■ Goal of the exercise ■
All of the records that follow need to be copied word for word, without the pictures.

━━━━━━

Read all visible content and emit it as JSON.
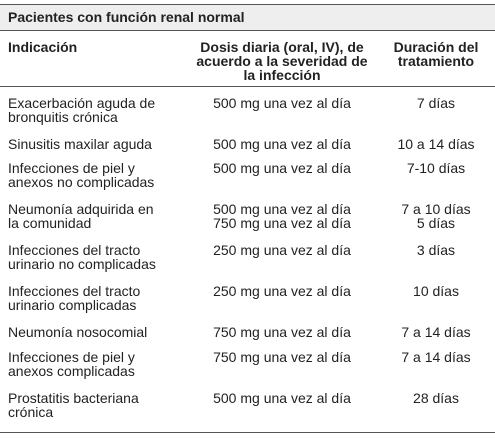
{
  "header": {
    "title": "Pacientes con función renal normal"
  },
  "table": {
    "columns": [
      [
        "Indicación"
      ],
      [
        "Dosis diaria (oral, IV), de",
        "acuerdo a la severidad de",
        "la infección"
      ],
      [
        "Duración del",
        "tratamiento"
      ]
    ],
    "rows": [
      [
        [
          "Exacerbación aguda de",
          "bronquitis crónica"
        ],
        [
          "500 mg una vez al día"
        ],
        [
          "7 días"
        ]
      ],
      [
        [
          "Sinusitis maxilar aguda"
        ],
        [
          "500 mg una vez al día"
        ],
        [
          "10 a 14 días"
        ]
      ],
      [
        [
          "Infecciones de piel y",
          "anexos no complicadas"
        ],
        [
          "500 mg una vez al día"
        ],
        [
          "7-10 días"
        ]
      ],
      [
        [
          "Neumonía adquirida en",
          "la comunidad"
        ],
        [
          "500 mg una vez al día",
          "750 mg una vez al día"
        ],
        [
          "7 a 10 días",
          "5 días"
        ]
      ],
      [
        [
          "Infecciones del tracto",
          "urinario no complicadas"
        ],
        [
          "250 mg una vez al día"
        ],
        [
          "3 días"
        ]
      ],
      [
        [
          "Infecciones del tracto",
          "urinario complicadas"
        ],
        [
          "250 mg una vez al día"
        ],
        [
          "10 días"
        ]
      ],
      [
        [
          "Neumonía nosocomial"
        ],
        [
          "750 mg una vez al día"
        ],
        [
          "7 a 14 días"
        ]
      ],
      [
        [
          "Infecciones de piel y",
          "anexos complicadas"
        ],
        [
          "750 mg una vez al día"
        ],
        [
          "7 a 14 días"
        ]
      ],
      [
        [
          "Prostatitis bacteriana",
          "crónica"
        ],
        [
          "500 mg una vez al día"
        ],
        [
          "28 días"
        ]
      ]
    ]
  }
}
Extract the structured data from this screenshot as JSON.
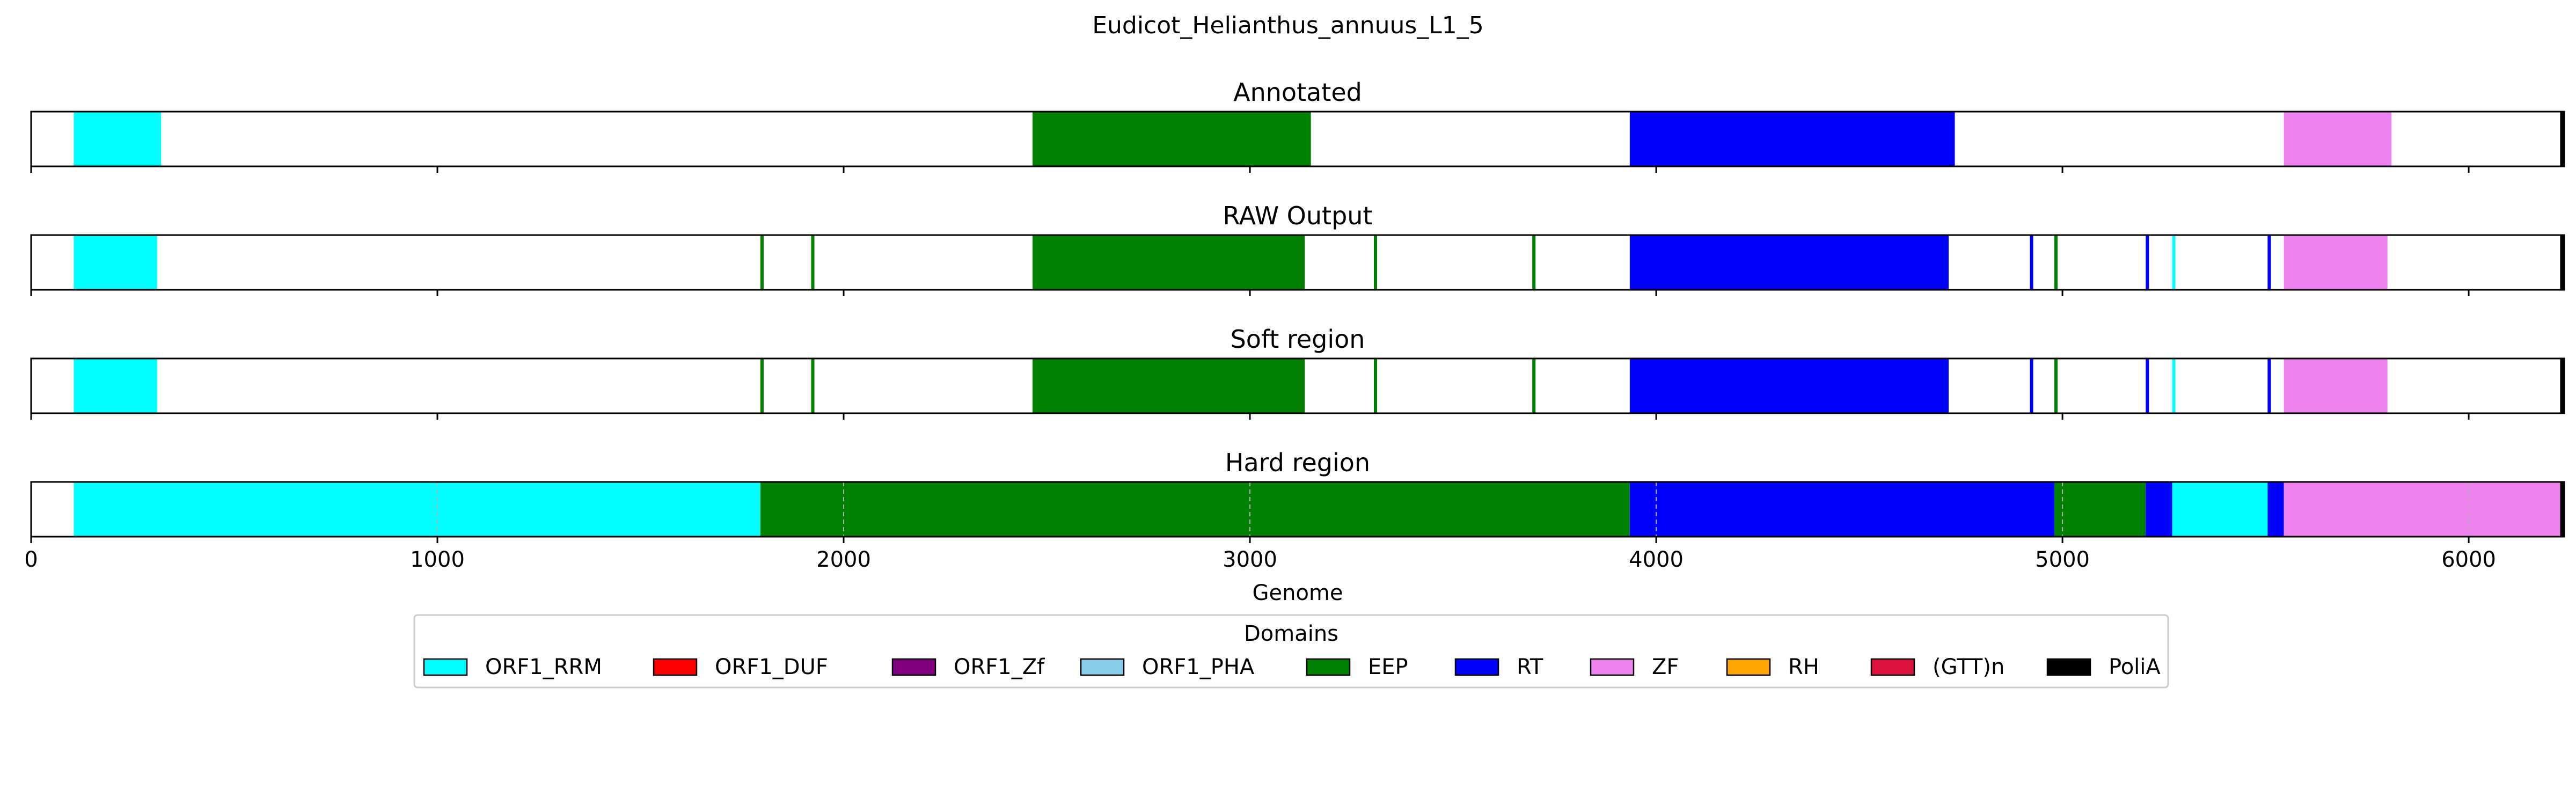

━━━━━━

■ Task solution ■
Read all visible content and emit it as JSON.
{
  "header": {
    "title": "Pacientes con función renal normal"
  },
  "table": {
    "columns": [
      [
        "Indicación"
      ],
      [
        "Dosis diaria (oral, IV), de",
        "acuerdo a la severidad de",
        "la infección"
      ],
      [
        "Duración del",
        "tratamiento"
      ]
    ],
    "rows": [
      [
        [
          "Exacerbación aguda de",
          "bronquitis crónica"
        ],
        [
          "500 mg una vez al día"
        ],
        [
          "7 días"
        ]
      ],
      [
        [
          "Sinusitis maxilar aguda"
        ],
        [
          "500 mg una vez al día"
        ],
        [
          "10 a 14 días"
        ]
      ],
      [
        [
          "Infecciones de piel y",
          "anexos no complicadas"
        ],
        [
          "500 mg una vez al día"
        ],
        [
          "7-10 días"
        ]
      ],
      [
        [
          "Neumonía adquirida en",
          "la comunidad"
        ],
        [
          "500 mg una vez al día",
          "750 mg una vez al día"
        ],
        [
          "7 a 10 días",
          "5 días"
        ]
      ],
      [
        [
          "Infecciones del tracto",
          "urinario no complicadas"
        ],
        [
          "250 mg una vez al día"
        ],
        [
          "3 días"
        ]
      ],
      [
        [
          "Infecciones del tracto",
          "urinario complicadas"
        ],
        [
          "250 mg una vez al día"
        ],
        [
          "10 días"
        ]
      ],
      [
        [
          "Neumonía nosocomial"
        ],
        [
          "750 mg una vez al día"
        ],
        [
          "7 a 14 días"
        ]
      ],
      [
        [
          "Infecciones de piel y",
          "anexos complicadas"
        ],
        [
          "750 mg una vez al día"
        ],
        [
          "7 a 14 días"
        ]
      ],
      [
        [
          "Prostatitis bacteriana",
          "crónica"
        ],
        [
          "500 mg una vez al día"
        ],
        [
          "28 días"
        ]
      ]
    ]
  }
}
Extract the structured data from this screenshot as JSON.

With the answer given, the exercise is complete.